** Direction **
Pull every line of the entries that has the word "checkout".

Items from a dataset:
** Begin **
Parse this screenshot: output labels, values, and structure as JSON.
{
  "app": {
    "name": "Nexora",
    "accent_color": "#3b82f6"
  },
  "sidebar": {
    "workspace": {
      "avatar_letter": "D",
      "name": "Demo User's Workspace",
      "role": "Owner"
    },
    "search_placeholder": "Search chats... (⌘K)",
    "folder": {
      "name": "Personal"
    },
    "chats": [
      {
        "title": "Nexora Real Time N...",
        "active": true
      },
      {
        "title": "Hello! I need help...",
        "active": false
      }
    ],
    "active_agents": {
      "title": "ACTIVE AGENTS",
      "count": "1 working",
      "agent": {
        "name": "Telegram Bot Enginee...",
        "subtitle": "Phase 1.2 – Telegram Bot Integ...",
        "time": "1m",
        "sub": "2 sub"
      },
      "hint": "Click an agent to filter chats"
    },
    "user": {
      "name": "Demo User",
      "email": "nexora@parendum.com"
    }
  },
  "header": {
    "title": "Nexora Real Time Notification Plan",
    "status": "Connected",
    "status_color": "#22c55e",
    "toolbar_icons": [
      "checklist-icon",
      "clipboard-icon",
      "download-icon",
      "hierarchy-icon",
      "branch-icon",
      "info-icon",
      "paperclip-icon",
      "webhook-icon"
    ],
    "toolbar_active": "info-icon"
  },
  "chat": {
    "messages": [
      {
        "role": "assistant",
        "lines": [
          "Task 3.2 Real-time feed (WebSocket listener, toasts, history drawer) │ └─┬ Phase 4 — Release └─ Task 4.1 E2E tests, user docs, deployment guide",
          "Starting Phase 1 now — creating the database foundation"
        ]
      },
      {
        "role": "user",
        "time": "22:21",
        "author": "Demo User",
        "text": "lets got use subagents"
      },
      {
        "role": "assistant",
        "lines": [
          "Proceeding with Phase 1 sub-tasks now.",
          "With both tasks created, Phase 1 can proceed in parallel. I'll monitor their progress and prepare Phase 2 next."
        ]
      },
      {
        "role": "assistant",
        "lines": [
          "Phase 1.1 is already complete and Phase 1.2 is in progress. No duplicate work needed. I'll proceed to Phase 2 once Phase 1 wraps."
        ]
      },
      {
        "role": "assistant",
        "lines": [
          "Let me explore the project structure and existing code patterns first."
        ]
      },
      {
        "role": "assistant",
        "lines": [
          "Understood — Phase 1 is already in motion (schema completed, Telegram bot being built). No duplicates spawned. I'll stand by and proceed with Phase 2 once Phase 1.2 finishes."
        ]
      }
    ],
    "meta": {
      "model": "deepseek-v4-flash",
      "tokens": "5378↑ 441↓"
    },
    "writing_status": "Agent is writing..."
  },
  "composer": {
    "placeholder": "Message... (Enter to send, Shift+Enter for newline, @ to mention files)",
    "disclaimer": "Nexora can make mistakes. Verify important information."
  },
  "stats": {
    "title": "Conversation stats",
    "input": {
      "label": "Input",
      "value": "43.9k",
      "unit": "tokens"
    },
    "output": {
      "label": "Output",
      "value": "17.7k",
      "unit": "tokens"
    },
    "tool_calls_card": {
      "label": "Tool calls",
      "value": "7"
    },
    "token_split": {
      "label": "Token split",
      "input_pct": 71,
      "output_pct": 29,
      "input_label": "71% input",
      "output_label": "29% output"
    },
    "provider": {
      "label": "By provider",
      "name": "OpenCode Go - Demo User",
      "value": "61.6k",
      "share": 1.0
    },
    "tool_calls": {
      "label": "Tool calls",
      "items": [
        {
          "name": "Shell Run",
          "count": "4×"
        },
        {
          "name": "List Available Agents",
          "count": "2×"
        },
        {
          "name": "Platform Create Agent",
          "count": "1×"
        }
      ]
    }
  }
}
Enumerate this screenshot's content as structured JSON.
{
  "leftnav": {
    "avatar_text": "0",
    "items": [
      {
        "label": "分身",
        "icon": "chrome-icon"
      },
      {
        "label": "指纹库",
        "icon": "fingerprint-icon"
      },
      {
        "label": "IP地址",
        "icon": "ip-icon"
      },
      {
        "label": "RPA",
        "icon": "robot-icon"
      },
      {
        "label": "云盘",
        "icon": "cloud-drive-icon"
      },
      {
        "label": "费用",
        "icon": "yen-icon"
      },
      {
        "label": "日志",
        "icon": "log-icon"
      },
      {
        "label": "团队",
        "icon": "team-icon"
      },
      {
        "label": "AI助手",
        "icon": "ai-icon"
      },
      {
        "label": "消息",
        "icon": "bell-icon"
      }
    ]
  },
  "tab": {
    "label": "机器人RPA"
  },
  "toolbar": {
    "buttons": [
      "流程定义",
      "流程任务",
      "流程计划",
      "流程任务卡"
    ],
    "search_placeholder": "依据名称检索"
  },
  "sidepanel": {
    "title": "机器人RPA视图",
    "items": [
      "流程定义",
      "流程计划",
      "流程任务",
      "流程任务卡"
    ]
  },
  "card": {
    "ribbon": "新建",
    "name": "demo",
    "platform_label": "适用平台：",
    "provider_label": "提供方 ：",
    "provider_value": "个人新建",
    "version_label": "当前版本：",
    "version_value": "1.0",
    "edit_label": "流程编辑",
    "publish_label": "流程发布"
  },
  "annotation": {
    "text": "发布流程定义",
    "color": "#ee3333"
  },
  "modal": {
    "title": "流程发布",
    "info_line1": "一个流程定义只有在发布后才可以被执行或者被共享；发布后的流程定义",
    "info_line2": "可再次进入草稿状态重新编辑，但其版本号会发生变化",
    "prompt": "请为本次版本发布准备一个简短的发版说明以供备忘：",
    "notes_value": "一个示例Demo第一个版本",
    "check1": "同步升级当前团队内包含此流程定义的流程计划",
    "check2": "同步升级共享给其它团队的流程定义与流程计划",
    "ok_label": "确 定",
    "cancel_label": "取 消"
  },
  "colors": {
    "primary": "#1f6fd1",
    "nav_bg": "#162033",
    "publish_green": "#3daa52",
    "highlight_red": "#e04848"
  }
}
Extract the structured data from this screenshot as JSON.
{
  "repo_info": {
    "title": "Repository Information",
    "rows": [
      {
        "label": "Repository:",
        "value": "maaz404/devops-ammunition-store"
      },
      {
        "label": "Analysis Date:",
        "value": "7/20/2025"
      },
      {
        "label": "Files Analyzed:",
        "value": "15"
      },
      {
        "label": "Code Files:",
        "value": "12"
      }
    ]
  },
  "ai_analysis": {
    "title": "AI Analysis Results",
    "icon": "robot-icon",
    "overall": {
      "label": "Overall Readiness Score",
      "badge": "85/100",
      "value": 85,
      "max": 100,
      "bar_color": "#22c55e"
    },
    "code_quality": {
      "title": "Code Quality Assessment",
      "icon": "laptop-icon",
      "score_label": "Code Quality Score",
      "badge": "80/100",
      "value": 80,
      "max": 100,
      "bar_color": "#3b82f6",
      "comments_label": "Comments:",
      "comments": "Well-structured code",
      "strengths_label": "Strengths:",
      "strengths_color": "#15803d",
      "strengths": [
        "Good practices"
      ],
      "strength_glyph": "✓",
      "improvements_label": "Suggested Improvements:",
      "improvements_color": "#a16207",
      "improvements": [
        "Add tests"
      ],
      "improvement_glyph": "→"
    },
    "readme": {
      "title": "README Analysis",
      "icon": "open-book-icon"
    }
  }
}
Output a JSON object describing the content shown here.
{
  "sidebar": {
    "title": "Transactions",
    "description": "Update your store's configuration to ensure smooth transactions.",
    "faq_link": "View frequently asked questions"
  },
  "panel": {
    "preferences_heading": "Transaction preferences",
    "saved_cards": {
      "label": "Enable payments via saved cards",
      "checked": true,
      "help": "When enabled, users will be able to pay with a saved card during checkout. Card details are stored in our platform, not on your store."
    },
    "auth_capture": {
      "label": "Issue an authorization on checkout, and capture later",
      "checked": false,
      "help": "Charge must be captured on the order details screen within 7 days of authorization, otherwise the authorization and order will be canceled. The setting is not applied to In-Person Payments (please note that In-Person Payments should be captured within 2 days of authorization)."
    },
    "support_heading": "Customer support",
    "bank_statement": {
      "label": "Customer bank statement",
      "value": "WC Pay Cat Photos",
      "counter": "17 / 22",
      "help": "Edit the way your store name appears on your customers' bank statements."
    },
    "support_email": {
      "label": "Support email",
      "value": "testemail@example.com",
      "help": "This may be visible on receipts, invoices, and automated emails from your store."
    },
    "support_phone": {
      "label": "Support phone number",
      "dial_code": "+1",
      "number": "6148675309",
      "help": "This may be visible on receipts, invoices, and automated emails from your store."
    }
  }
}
** End **
** Completed exercise **
      "help": "When enabled, users will be able to pay with a saved card during checkout. Card details are stored in our platform, not on your store."
      "label": "Issue an authorization on checkout, and capture later",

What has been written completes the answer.